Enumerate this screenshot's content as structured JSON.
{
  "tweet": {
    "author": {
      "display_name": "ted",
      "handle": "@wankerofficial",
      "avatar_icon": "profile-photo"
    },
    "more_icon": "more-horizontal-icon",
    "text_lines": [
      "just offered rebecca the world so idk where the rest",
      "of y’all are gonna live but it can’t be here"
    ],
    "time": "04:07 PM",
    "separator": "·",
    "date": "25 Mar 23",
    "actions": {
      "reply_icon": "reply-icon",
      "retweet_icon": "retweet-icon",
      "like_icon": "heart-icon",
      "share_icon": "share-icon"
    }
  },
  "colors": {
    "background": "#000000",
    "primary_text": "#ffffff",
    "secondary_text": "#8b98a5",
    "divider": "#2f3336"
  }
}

> [TO DO]: Copy the material above back out, exactly as written.

> [TASK RESPONSE]:
Enumerate this screenshot's content as structured JSON.
{
  "tweet": {
    "author": {
      "display_name": "ted",
      "handle": "@wankerofficial",
      "avatar_icon": "profile-photo"
    },
    "more_icon": "more-horizontal-icon",
    "text_lines": [
      "just offered rebecca the world so idk where the rest",
      "of y’all are gonna live but it can’t be here"
    ],
    "time": "04:07 PM",
    "separator": "·",
    "date": "25 Mar 23",
    "actions": {
      "reply_icon": "reply-icon",
      "retweet_icon": "retweet-icon",
      "like_icon": "heart-icon",
      "share_icon": "share-icon"
    }
  },
  "colors": {
    "background": "#000000",
    "primary_text": "#ffffff",
    "secondary_text": "#8b98a5",
    "divider": "#2f3336"
  }
}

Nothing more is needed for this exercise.